▸ **Required work**: Copy every line that contains the string "маси" from the entries below.

******

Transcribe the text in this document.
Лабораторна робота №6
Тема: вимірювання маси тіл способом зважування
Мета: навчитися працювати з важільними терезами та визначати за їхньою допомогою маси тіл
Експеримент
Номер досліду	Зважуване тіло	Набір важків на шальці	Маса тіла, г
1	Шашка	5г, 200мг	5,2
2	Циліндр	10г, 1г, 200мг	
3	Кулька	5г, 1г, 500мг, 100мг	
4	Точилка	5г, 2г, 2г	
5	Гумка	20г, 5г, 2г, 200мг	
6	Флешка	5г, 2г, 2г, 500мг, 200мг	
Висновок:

******

▸ **Response**:
Тема: вимірювання маси тіл способом зважування
Мета: навчитися працювати з важільними терезами та визначати за їхньою допомогою маси тіл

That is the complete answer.